** Start INPUT RECORDS **
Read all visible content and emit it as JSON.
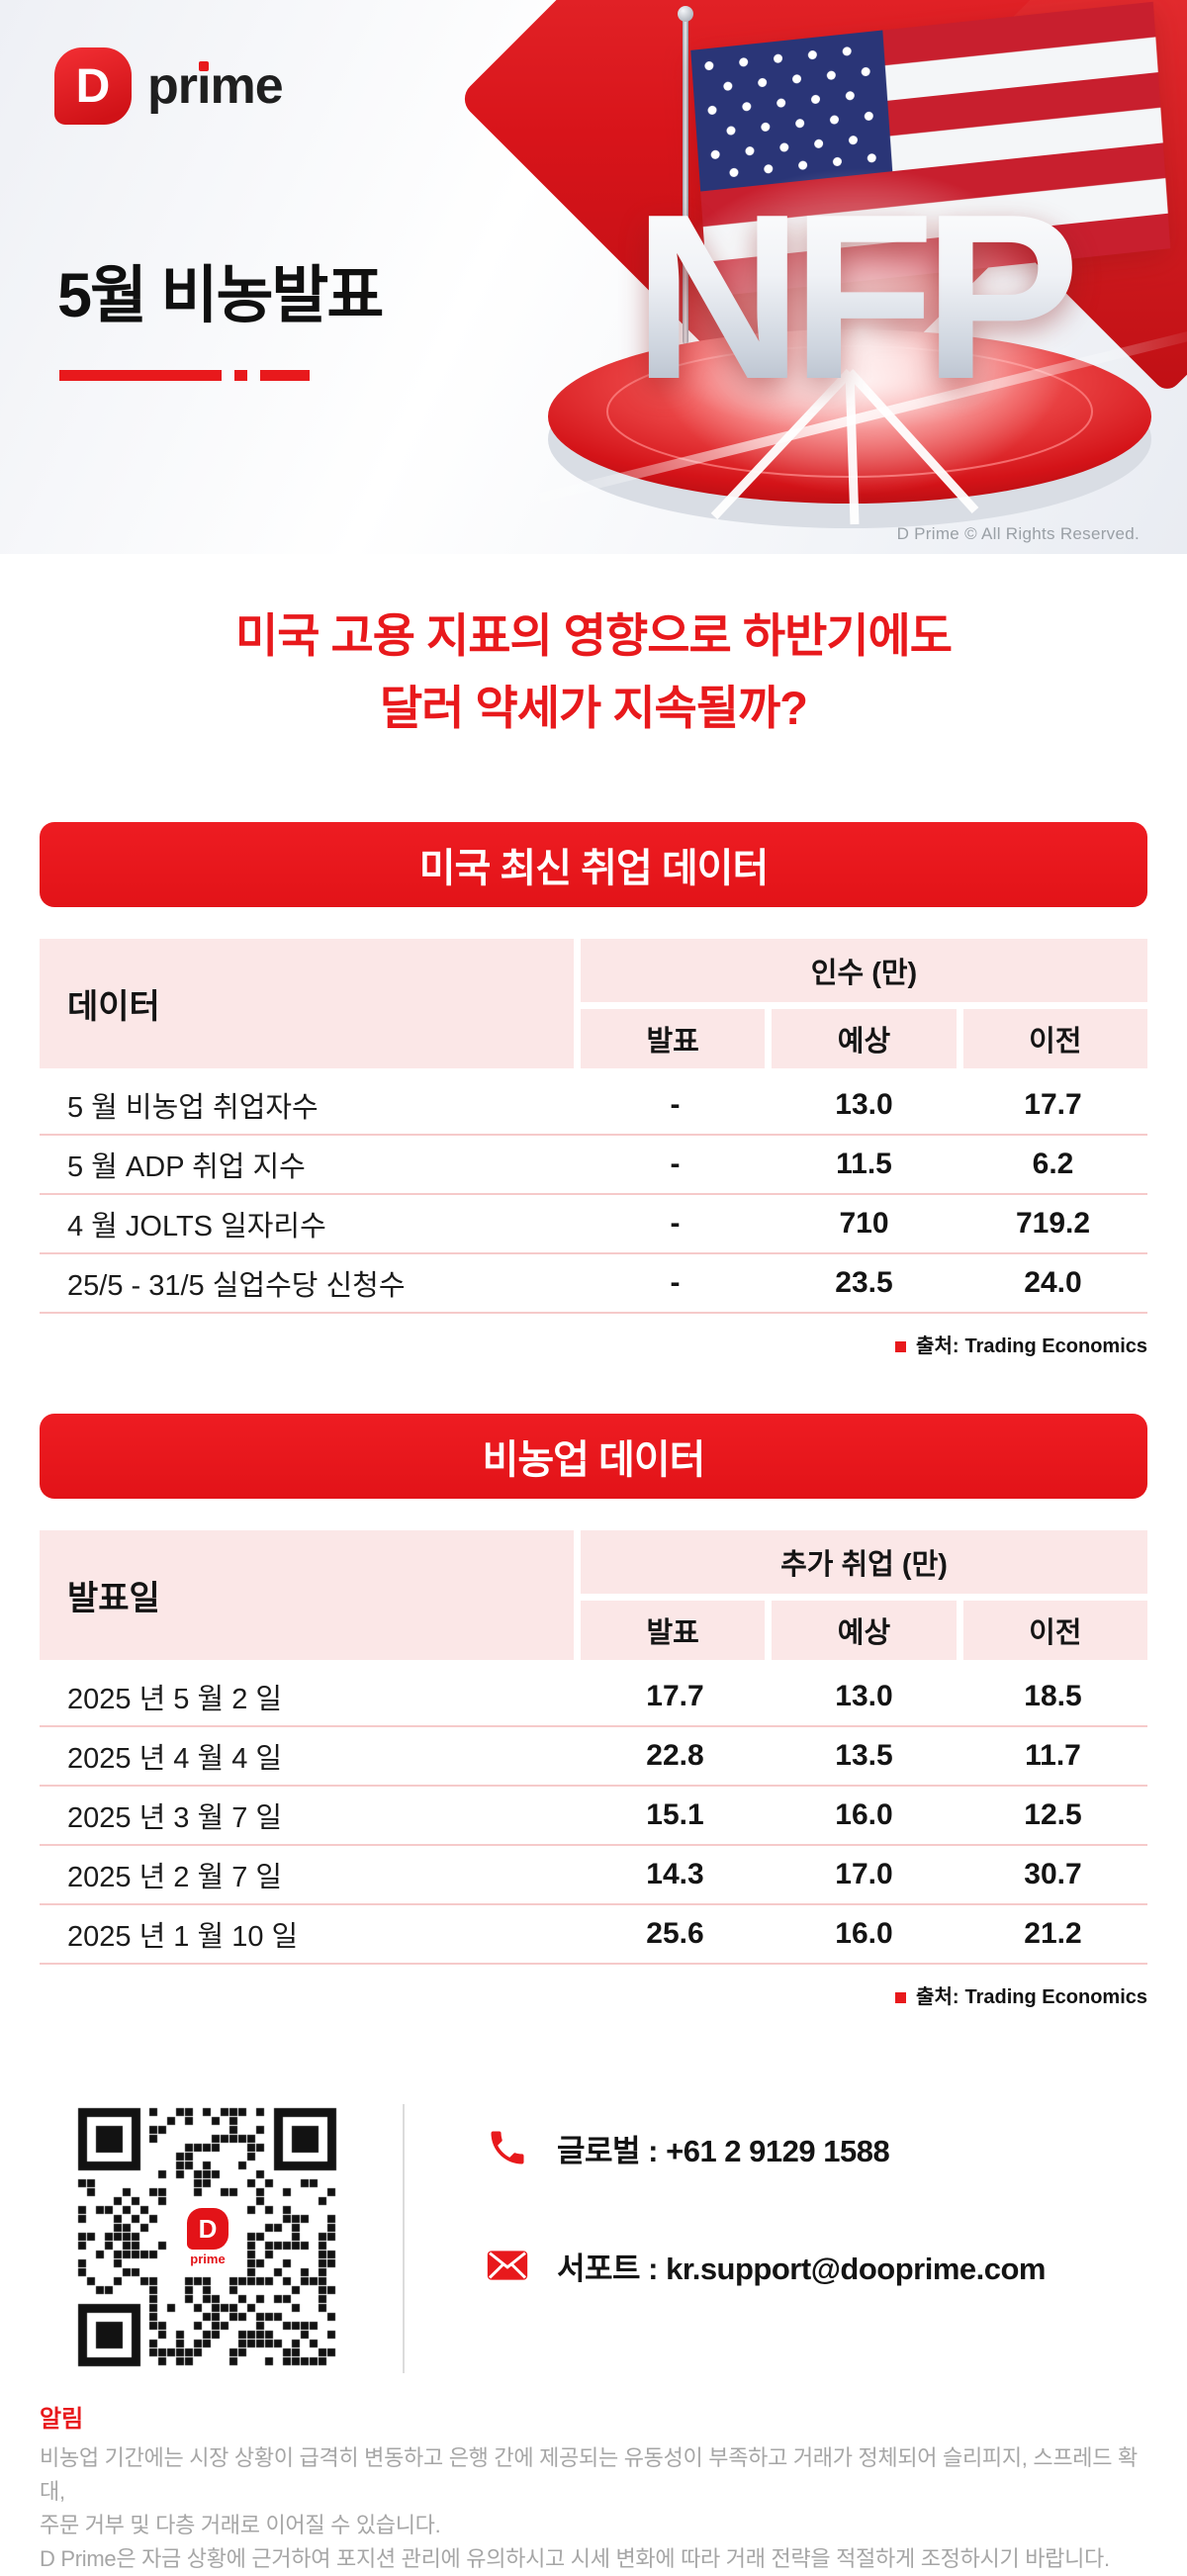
{
  "brand": {
    "logo_d": "D",
    "logo_pre": "pr",
    "logo_i": "ı",
    "logo_post": "me",
    "qr_logo_d": "D",
    "qr_logo_text": "prime",
    "copyright": "D Prime © All Rights Reserved."
  },
  "hero": {
    "title": "5월 비농발표",
    "nfp_text": "NFP"
  },
  "headline": {
    "line1": "미국 고용 지표의 영향으로 하반기에도",
    "line2": "달러 약세가 지속될까?"
  },
  "colors": {
    "brand_red": "#e8191c",
    "banner_red": "#ed1c22",
    "header_pink": "#fbe7e7",
    "row_divider_pink": "#f6caca",
    "gray_text": "#a6a6a6"
  },
  "table1": {
    "banner": "미국 최신 취업 데이터",
    "row_header": "데이터",
    "group_header": "인수 (만)",
    "columns": [
      "발표",
      "예상",
      "이전"
    ],
    "rows": [
      {
        "label": "5 월 비농업 취업자수",
        "announced": "-",
        "expected": "13.0",
        "previous": "17.7"
      },
      {
        "label": "5 월 ADP 취업 지수",
        "announced": "-",
        "expected": "11.5",
        "previous": "6.2"
      },
      {
        "label": "4 월 JOLTS 일자리수",
        "announced": "-",
        "expected": "710",
        "previous": "719.2"
      },
      {
        "label": "25/5 - 31/5 실업수당 신청수",
        "announced": "-",
        "expected": "23.5",
        "previous": "24.0"
      }
    ],
    "source_label": "출처:",
    "source_value": "Trading Economics"
  },
  "table2": {
    "banner": "비농업 데이터",
    "row_header": "발표일",
    "group_header": "추가 취업 (만)",
    "columns": [
      "발표",
      "예상",
      "이전"
    ],
    "rows": [
      {
        "label": "2025 년 5 월 2 일",
        "announced": "17.7",
        "expected": "13.0",
        "previous": "18.5"
      },
      {
        "label": "2025 년 4 월 4 일",
        "announced": "22.8",
        "expected": "13.5",
        "previous": "11.7"
      },
      {
        "label": "2025 년 3 월 7 일",
        "announced": "15.1",
        "expected": "16.0",
        "previous": "12.5"
      },
      {
        "label": "2025 년 2 월 7 일",
        "announced": "14.3",
        "expected": "17.0",
        "previous": "30.7"
      },
      {
        "label": "2025 년 1 월 10 일",
        "announced": "25.6",
        "expected": "16.0",
        "previous": "21.2"
      }
    ],
    "source_label": "출처:",
    "source_value": "Trading Economics"
  },
  "contact": {
    "phone": "글로벌 : +61 2 9129 1588",
    "email": "서포트 : kr.support@dooprime.com"
  },
  "footer": {
    "title": "알림",
    "lines": [
      "비농업 기간에는 시장 상황이 급격히 변동하고 은행 간에 제공되는 유동성이 부족하고 거래가 정체되어 슬리피지, 스프레드 확대,",
      "주문 거부 및 다층 거래로 이어질 수 있습니다.",
      "D Prime은 자금 상황에 근거하여 포지션 관리에 유의하시고 시세 변화에 따라 거래 전략을 적절하게 조정하시기 바랍니다."
    ]
  }
}
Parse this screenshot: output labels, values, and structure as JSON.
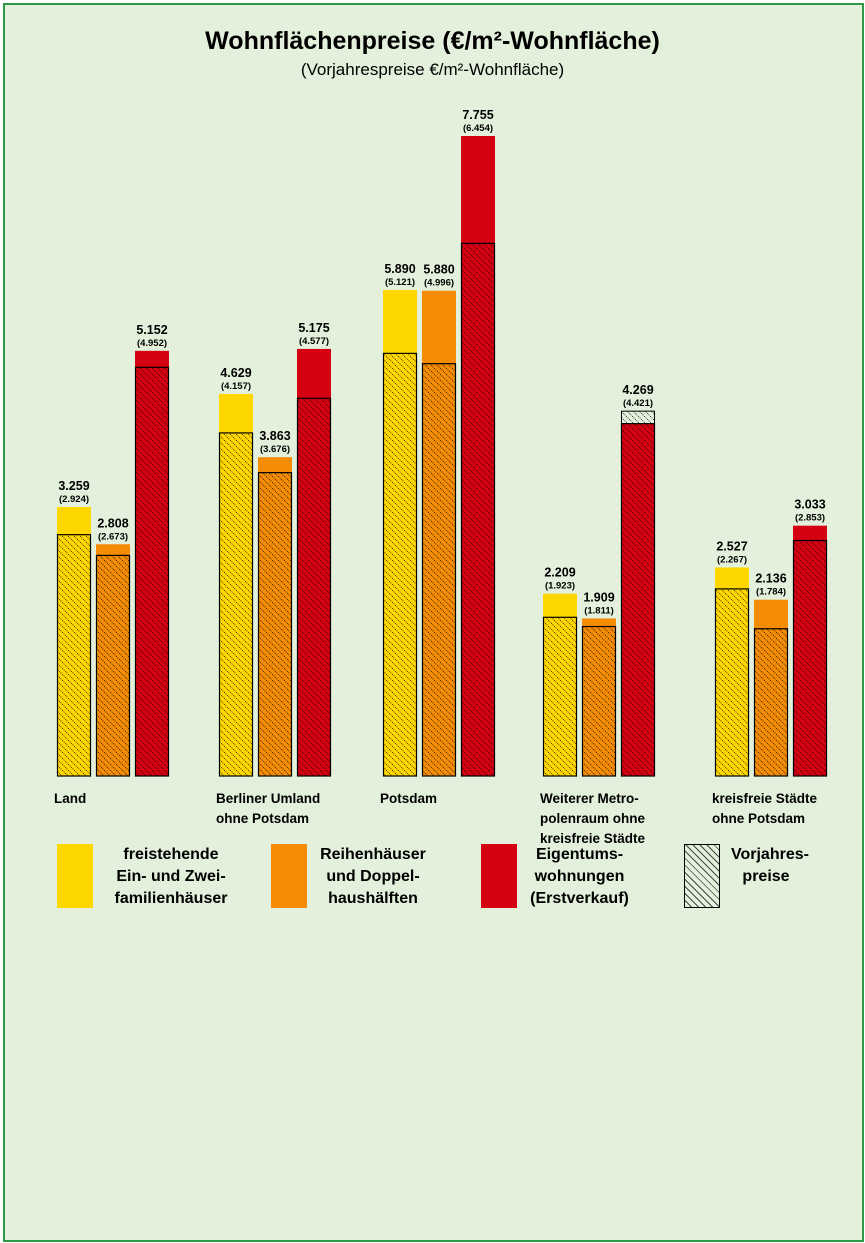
** End INPUT RECORDS **
Identify each line in the records above containing the word "expected"; copy those lines.

• _FULL SOLUTION_:
        "expected": "13.0",
        "expected": "11.5",
        "expected": "710",
        "expected": "23.5",
        "expected": "13.0",
        "expected": "13.5",
        "expected": "16.0",
        "expected": "17.0",
        "expected": "16.0",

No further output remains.